• **TASK**
Extract all lines that hold "rodzaju" from the records below.

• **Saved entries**
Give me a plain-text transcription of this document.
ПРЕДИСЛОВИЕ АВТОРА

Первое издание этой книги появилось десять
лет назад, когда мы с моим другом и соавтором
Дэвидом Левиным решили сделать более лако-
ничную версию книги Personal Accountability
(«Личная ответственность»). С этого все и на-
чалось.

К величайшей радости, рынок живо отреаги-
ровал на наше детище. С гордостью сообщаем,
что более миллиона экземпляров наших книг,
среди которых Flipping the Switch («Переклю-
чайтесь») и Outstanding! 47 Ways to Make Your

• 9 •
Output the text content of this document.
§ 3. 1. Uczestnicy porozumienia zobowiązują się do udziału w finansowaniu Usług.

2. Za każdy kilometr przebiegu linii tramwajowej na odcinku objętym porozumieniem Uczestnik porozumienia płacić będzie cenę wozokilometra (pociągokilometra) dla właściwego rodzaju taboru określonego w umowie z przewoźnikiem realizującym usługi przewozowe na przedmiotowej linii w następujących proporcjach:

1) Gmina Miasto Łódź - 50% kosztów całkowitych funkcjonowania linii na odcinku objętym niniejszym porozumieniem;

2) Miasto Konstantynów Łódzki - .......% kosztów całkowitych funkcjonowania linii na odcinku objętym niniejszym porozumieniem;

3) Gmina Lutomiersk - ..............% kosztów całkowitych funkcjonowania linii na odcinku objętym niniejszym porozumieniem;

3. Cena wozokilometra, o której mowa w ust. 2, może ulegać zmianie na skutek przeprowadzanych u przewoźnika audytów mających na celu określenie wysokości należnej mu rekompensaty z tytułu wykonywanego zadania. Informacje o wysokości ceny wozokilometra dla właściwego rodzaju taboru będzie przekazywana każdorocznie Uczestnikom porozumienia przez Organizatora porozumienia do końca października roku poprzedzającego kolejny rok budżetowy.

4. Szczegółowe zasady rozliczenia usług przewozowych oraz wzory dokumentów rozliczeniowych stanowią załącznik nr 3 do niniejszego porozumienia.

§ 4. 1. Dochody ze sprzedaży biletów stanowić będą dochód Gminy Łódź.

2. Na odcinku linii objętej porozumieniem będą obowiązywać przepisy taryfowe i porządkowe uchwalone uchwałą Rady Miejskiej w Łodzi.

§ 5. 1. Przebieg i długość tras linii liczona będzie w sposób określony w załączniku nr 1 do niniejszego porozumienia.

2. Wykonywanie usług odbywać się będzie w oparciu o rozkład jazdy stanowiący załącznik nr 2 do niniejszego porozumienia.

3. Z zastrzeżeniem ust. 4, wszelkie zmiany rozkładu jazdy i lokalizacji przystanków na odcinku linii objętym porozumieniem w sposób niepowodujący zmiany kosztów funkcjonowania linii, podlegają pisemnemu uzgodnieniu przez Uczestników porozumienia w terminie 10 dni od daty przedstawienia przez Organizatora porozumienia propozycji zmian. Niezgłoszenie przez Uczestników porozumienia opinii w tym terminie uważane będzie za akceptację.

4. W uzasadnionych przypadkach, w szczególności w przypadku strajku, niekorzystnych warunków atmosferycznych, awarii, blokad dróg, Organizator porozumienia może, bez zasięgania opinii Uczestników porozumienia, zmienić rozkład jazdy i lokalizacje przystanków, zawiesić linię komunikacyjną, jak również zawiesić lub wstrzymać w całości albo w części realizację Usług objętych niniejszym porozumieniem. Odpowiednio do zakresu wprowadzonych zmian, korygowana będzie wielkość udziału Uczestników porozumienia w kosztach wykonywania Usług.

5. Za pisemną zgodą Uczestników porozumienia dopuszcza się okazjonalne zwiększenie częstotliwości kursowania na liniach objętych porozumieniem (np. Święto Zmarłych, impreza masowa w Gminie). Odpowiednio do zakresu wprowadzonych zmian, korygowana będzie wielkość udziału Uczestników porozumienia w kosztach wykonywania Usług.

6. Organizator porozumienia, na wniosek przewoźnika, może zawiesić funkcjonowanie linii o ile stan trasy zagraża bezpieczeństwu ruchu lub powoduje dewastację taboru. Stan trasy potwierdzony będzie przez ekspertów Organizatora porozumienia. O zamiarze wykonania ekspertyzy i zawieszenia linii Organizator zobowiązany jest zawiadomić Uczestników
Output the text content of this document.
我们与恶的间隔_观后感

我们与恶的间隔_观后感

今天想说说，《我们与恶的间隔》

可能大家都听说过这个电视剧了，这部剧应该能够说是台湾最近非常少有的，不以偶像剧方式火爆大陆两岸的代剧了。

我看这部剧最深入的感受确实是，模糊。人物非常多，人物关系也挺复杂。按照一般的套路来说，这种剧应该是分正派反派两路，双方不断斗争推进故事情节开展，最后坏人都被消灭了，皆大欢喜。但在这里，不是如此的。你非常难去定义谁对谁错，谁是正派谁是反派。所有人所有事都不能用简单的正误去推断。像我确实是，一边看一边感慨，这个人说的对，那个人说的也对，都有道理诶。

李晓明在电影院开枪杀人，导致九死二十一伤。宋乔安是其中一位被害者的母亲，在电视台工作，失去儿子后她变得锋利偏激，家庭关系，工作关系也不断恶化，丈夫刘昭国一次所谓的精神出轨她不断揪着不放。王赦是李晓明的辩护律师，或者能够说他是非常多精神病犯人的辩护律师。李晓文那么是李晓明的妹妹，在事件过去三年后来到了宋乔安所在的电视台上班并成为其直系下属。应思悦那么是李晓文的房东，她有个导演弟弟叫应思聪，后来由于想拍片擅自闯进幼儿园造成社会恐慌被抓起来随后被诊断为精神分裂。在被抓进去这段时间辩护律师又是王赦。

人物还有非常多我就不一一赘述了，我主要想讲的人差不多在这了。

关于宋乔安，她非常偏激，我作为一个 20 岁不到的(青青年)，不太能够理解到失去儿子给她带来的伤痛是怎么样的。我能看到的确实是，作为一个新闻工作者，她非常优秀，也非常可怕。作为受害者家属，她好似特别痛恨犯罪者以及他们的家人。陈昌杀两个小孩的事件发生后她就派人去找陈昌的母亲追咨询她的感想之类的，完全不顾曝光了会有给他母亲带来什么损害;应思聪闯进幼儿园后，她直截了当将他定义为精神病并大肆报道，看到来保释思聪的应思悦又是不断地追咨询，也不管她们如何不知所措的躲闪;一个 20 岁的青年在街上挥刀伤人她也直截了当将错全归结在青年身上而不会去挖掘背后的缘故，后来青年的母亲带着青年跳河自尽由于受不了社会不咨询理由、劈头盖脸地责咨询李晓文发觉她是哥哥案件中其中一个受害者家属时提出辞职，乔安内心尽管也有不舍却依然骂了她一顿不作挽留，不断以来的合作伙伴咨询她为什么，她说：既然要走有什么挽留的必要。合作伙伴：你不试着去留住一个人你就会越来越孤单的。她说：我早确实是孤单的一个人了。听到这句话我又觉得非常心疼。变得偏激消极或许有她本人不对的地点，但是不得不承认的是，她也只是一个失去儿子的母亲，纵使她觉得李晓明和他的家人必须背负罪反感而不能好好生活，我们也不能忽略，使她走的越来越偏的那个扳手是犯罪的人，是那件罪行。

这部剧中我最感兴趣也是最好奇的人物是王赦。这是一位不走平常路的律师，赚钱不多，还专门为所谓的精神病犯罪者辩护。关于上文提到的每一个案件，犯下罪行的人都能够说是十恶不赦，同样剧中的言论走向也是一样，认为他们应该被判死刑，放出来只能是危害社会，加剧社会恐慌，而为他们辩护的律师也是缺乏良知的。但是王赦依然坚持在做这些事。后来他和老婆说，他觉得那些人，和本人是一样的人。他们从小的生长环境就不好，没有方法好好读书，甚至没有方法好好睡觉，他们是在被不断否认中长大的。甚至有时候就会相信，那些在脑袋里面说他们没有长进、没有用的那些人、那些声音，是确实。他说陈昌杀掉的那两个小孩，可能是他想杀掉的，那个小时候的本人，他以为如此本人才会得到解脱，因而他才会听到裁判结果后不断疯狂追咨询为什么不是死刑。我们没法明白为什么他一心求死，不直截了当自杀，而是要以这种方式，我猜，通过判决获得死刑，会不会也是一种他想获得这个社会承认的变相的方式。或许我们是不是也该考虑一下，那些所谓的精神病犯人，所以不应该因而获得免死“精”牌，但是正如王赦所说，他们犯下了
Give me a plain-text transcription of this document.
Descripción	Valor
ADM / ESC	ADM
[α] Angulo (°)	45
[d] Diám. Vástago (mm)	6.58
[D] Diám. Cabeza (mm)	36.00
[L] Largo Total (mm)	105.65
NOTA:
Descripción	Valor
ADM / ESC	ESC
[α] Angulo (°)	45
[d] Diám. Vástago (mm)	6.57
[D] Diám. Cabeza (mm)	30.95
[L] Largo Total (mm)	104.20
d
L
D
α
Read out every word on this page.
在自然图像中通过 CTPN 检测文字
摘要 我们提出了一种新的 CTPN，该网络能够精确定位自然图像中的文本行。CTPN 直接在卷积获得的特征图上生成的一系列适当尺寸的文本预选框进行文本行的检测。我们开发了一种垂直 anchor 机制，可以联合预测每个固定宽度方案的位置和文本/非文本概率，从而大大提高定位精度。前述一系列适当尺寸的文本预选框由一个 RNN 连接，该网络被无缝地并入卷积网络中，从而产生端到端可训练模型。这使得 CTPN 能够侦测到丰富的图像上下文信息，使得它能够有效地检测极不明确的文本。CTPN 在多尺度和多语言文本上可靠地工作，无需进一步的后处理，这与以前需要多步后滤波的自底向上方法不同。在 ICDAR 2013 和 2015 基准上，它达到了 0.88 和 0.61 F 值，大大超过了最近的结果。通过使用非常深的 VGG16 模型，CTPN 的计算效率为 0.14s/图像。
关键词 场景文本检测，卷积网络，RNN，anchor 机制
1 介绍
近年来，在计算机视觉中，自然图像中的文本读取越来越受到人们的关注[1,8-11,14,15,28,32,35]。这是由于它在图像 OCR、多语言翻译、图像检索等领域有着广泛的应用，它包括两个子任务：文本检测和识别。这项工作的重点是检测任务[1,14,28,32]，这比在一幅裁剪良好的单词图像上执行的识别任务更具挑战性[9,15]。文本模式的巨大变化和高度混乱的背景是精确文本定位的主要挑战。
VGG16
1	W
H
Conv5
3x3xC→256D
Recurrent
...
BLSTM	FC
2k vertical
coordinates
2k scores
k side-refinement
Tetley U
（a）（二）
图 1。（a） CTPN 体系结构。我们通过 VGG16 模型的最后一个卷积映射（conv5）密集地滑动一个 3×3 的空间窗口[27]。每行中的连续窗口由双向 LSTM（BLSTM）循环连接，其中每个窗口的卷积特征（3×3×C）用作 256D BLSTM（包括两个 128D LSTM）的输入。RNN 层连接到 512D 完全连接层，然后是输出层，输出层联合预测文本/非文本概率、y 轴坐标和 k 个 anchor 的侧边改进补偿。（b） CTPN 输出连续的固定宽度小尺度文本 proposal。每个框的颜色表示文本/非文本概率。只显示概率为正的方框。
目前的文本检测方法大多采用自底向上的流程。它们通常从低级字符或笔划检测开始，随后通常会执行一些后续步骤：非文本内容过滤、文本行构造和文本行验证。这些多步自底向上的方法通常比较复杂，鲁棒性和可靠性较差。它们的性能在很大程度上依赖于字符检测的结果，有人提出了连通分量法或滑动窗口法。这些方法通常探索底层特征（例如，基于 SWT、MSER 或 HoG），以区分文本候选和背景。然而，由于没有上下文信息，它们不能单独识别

• **FINAL ANSWER**
2. Za każdy kilometr przebiegu linii tramwajowej na odcinku objętym porozumieniem Uczestnik porozumienia płacić będzie cenę wozokilometra (pociągokilometra) dla właściwego rodzaju taboru określonego w umowie z przewoźnikiem realizującym usługi przewozowe na przedmiotowej linii w następujących proporcjach:
3. Cena wozokilometra, o której mowa w ust. 2, może ulegać zmianie na skutek przeprowadzanych u przewoźnika audytów mających na celu określenie wysokości należnej mu rekompensaty z tytułu wykonywanego zadania. Informacje o wysokości ceny wozokilometra dla właściwego rodzaju taboru będzie przekazywana każdorocznie Uczestnikom porozumienia przez Organizatora porozumienia do końca października roku poprzedzającego kolejny rok budżetowy.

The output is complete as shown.